DO THIS: Reproduce all of the data exactly, with no line skipped.

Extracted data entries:
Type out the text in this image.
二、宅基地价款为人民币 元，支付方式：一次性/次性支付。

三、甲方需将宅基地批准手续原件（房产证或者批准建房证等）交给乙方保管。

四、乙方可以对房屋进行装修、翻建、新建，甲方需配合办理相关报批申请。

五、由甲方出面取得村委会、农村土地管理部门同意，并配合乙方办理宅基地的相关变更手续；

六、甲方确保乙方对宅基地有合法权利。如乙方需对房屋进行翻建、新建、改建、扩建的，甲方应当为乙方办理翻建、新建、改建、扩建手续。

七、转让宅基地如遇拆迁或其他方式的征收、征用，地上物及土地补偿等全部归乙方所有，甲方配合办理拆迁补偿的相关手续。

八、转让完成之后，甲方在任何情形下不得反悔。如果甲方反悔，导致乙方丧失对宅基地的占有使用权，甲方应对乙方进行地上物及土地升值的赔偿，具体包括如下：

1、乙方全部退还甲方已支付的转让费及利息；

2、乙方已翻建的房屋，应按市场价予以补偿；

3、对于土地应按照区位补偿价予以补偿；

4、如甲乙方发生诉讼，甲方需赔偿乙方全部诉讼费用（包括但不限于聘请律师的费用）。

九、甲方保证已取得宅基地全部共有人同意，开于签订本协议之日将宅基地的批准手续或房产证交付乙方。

SOLVED EXERCISE:
Type out the text in this image.
二、宅基地价款为人民币 元，支付方式：一次性/次性支付。

三、甲方需将宅基地批准手续原件（房产证或者批准建房证等）交给乙方保管。

四、乙方可以对房屋进行装修、翻建、新建，甲方需配合办理相关报批申请。

五、由甲方出面取得村委会、农村土地管理部门同意，并配合乙方办理宅基地的相关变更手续；

六、甲方确保乙方对宅基地有合法权利。如乙方需对房屋进行翻建、新建、改建、扩建的，甲方应当为乙方办理翻建、新建、改建、扩建手续。

七、转让宅基地如遇拆迁或其他方式的征收、征用，地上物及土地补偿等全部归乙方所有，甲方配合办理拆迁补偿的相关手续。

八、转让完成之后，甲方在任何情形下不得反悔。如果甲方反悔，导致乙方丧失对宅基地的占有使用权，甲方应对乙方进行地上物及土地升值的赔偿，具体包括如下：

1、乙方全部退还甲方已支付的转让费及利息；

2、乙方已翻建的房屋，应按市场价予以补偿；

3、对于土地应按照区位补偿价予以补偿；

4、如甲乙方发生诉讼，甲方需赔偿乙方全部诉讼费用（包括但不限于聘请律师的费用）。

九、甲方保证已取得宅基地全部共有人同意，开于签订本协议之日将宅基地的批准手续或房产证交付乙方。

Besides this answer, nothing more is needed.